- **Set problem**:
Show each line from the listing that includes the word "SiOC".
───── Provided entries ─────
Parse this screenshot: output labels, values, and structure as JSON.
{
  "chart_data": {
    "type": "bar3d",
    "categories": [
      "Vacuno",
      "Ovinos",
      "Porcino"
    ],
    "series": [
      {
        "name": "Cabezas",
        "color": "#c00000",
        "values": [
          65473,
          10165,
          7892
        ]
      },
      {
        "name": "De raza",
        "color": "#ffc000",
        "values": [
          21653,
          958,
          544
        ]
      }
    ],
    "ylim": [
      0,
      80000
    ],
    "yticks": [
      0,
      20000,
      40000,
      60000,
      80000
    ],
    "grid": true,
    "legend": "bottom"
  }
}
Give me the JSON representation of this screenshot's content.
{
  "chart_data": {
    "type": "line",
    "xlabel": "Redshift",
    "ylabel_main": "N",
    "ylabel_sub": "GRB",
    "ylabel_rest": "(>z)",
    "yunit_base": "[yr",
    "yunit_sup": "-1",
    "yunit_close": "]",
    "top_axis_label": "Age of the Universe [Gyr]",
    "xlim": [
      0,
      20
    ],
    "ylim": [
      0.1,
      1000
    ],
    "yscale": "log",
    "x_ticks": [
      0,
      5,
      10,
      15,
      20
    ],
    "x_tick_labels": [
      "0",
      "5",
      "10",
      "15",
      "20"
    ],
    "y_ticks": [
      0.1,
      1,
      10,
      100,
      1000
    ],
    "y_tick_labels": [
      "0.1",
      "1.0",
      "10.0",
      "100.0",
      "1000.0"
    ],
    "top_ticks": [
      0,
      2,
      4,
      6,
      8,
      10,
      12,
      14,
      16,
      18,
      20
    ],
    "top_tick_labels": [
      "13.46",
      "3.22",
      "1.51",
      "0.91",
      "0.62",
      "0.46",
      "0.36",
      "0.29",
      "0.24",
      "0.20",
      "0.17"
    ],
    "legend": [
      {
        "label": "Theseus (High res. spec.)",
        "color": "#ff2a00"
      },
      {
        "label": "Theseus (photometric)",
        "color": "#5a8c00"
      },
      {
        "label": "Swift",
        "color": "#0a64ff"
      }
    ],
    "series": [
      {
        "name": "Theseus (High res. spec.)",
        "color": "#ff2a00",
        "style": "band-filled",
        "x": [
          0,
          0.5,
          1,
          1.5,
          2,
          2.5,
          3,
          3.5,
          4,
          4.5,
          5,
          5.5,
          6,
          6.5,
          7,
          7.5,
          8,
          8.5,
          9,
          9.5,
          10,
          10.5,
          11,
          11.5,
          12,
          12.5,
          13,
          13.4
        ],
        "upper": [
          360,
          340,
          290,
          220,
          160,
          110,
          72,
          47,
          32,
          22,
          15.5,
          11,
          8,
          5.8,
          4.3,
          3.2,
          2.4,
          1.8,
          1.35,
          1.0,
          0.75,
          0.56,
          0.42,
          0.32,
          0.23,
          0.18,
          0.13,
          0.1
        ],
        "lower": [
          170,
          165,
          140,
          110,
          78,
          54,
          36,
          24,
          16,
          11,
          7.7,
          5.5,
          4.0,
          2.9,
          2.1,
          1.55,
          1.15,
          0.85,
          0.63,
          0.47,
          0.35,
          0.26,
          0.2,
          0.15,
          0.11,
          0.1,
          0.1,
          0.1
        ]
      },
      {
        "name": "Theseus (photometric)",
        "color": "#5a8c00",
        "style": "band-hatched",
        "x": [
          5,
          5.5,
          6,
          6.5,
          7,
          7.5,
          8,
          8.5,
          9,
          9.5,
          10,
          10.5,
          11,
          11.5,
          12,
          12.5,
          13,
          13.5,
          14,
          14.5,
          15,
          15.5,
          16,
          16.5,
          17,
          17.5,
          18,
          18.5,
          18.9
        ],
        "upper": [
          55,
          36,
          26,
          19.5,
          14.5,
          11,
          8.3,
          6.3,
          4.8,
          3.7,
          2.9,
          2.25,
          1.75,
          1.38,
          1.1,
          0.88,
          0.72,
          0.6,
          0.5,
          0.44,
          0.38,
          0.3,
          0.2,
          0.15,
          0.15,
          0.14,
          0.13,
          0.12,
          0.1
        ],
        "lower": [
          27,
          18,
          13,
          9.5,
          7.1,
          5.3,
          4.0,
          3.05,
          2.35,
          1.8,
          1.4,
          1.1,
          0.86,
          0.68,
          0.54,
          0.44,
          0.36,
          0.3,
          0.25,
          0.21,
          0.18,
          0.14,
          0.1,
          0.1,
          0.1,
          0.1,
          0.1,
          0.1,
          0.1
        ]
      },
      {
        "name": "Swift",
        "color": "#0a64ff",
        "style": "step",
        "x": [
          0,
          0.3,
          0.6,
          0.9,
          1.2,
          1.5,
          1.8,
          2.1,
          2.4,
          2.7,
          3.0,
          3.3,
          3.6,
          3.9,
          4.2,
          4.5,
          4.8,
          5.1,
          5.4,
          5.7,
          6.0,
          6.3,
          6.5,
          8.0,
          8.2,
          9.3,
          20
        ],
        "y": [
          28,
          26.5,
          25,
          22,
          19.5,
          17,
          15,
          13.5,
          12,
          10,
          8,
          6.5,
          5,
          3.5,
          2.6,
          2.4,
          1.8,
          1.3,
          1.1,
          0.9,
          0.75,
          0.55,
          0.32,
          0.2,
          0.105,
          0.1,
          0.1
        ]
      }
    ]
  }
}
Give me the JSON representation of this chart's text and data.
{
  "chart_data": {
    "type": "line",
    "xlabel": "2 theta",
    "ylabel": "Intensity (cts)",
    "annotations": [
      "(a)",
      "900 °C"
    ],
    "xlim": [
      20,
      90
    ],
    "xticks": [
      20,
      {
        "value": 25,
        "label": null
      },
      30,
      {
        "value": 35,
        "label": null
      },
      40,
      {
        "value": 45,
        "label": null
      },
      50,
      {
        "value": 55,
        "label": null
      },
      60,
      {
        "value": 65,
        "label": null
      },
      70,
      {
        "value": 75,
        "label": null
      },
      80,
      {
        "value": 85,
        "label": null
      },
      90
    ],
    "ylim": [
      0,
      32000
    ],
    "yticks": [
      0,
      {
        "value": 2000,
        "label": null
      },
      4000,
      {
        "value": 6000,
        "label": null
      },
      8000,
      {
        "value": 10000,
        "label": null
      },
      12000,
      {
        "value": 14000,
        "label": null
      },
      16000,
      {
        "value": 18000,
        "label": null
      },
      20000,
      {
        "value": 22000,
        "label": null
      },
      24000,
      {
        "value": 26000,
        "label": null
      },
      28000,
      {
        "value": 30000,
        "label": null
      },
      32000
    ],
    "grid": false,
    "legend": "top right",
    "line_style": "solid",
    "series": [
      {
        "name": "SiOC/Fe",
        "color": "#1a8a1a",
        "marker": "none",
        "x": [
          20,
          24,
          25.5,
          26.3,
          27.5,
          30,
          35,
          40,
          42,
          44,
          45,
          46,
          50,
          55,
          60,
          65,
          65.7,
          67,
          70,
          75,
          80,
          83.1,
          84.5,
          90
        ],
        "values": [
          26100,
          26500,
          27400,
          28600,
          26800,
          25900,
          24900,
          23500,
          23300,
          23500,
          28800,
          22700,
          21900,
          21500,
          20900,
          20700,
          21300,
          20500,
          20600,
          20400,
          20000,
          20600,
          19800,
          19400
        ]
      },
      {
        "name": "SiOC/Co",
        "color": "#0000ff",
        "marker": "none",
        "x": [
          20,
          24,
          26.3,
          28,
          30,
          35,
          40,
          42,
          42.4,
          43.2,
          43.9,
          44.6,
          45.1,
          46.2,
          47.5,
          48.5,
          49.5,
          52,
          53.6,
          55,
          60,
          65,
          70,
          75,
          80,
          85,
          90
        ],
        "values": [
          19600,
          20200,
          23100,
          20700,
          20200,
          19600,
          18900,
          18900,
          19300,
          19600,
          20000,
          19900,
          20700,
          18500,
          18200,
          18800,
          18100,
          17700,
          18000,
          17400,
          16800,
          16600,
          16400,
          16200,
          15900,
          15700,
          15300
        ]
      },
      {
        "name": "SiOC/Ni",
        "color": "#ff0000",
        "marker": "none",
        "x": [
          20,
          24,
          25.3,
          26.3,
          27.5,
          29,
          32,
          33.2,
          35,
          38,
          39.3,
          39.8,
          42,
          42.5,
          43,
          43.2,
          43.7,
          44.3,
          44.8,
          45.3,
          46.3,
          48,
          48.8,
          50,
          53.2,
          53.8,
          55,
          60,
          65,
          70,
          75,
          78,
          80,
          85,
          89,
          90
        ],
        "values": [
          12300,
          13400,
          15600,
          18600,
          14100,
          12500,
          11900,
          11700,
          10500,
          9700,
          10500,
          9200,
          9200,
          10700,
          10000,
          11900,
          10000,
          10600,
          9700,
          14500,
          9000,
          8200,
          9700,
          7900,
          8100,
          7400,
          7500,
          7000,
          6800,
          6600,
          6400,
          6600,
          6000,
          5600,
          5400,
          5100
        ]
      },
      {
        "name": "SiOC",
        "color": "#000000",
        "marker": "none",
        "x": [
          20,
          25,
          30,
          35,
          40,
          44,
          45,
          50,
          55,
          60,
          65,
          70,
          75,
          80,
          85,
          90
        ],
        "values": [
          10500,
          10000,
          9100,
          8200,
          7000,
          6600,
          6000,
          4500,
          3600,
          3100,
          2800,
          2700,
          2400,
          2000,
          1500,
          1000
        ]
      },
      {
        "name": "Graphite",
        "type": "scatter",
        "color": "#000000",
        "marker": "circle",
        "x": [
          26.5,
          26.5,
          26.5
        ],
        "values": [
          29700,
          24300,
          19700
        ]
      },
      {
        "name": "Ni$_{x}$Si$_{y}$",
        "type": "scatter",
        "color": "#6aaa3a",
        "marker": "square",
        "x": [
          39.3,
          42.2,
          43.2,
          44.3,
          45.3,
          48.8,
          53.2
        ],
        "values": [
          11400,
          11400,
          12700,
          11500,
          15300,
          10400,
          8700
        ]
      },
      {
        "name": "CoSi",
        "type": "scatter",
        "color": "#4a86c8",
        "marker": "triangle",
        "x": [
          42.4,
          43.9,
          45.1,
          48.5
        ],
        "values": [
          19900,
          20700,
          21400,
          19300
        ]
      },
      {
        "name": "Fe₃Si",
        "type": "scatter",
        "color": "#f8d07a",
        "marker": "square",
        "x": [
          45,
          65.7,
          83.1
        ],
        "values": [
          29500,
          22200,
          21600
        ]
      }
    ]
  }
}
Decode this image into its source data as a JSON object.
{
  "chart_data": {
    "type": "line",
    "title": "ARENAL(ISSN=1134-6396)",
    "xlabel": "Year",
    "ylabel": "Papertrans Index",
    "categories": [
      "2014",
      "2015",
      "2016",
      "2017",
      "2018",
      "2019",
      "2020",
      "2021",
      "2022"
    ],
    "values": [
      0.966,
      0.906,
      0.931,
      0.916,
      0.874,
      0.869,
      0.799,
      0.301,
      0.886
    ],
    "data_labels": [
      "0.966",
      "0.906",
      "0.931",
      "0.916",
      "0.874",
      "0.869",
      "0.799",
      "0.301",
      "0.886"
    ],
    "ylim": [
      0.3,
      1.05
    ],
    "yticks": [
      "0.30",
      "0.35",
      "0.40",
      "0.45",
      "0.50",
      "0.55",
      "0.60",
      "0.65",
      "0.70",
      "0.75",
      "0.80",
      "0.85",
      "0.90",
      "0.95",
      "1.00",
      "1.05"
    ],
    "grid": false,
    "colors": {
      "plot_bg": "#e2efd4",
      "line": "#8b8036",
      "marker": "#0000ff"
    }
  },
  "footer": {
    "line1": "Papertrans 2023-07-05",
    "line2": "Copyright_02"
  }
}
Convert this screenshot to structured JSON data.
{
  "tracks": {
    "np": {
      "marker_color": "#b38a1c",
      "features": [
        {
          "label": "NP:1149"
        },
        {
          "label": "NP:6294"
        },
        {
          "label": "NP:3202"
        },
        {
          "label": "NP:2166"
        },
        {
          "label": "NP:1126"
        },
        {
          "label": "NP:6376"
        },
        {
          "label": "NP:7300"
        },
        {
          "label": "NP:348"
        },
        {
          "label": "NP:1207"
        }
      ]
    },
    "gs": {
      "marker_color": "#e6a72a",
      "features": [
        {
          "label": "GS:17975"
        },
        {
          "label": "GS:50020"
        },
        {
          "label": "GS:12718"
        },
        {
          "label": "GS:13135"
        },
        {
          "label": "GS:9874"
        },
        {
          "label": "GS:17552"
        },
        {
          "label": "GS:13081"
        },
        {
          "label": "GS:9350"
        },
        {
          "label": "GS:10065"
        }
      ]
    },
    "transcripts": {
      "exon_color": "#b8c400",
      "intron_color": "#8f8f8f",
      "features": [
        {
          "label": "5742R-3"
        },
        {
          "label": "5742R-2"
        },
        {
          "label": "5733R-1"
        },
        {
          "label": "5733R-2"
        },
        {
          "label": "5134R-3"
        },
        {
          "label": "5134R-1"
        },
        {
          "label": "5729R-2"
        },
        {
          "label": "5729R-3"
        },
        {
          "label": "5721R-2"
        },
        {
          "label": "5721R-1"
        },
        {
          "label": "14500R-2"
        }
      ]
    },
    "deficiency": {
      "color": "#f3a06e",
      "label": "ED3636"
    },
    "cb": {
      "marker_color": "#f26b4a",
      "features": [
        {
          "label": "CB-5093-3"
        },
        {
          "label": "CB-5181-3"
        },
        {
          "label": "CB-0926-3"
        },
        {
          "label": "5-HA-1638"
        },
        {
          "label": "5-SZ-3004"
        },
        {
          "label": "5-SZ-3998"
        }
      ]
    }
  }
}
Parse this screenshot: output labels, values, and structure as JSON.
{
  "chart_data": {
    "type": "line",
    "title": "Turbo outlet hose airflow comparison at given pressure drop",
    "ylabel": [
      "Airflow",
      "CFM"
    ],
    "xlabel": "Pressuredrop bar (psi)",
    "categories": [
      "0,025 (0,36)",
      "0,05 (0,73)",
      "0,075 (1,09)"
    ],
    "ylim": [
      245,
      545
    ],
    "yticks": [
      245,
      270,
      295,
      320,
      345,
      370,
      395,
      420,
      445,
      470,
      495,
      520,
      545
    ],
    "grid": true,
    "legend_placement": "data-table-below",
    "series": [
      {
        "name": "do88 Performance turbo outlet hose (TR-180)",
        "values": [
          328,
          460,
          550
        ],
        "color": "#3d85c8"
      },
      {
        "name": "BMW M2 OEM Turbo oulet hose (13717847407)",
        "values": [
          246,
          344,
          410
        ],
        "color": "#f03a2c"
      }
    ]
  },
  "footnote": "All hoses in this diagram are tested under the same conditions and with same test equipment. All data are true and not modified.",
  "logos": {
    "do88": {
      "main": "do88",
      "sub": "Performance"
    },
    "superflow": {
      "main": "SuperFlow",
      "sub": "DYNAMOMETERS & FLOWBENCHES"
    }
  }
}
─────
- **Task response**:
        "name": "SiOC/Fe",
        "name": "SiOC/Co",
        "name": "SiOC/Ni",
        "name": "SiOC",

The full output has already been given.